## [SOURCE RECORDS]
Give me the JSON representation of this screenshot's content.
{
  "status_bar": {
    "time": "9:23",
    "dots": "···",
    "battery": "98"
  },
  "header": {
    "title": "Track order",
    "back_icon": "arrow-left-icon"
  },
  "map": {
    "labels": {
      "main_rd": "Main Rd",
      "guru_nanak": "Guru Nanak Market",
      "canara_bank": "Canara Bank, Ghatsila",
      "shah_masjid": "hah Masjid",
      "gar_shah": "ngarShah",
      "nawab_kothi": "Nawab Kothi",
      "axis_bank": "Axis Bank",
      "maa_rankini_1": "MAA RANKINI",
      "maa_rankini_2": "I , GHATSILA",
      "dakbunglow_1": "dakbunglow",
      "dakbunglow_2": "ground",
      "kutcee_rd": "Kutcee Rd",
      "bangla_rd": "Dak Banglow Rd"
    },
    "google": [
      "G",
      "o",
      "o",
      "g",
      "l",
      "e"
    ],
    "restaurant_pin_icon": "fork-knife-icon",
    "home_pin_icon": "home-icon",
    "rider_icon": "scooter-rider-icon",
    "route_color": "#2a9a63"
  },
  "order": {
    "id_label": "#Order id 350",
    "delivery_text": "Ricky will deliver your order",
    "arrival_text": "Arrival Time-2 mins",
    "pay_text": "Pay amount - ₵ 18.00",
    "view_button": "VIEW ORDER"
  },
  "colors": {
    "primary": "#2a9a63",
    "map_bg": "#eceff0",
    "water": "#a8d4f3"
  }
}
--
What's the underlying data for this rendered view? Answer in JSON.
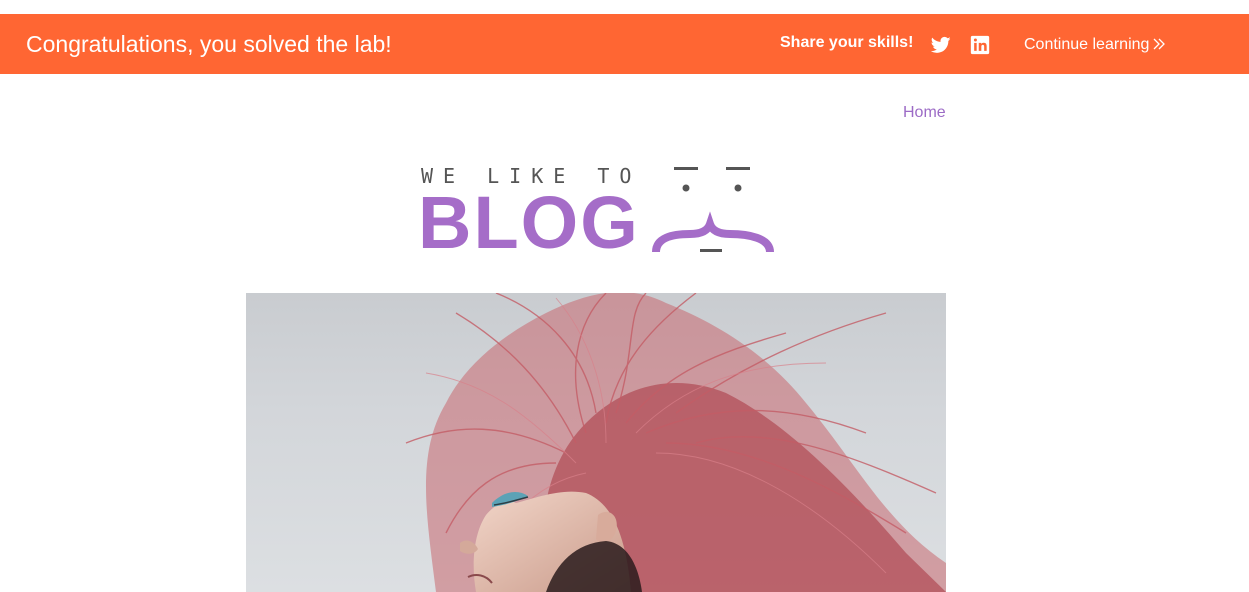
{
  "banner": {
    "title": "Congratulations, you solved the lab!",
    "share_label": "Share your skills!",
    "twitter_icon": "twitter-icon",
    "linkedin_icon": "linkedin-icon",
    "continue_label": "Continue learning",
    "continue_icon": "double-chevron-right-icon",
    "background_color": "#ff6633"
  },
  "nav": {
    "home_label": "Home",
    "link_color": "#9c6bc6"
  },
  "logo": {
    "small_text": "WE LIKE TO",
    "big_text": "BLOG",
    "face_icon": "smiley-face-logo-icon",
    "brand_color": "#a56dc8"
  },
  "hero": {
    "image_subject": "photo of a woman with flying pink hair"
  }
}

## [YOUR TASK]
Find every line above that contains the word "icon", and return each one.

## [FINISHED TASK]
    "back_icon": "arrow-left-icon"
    "restaurant_pin_icon": "fork-knife-icon",
    "home_pin_icon": "home-icon",
    "rider_icon": "scooter-rider-icon",
    "twitter_icon": "twitter-icon",
    "linkedin_icon": "linkedin-icon",
    "continue_icon": "double-chevron-right-icon",
    "face_icon": "smiley-face-logo-icon",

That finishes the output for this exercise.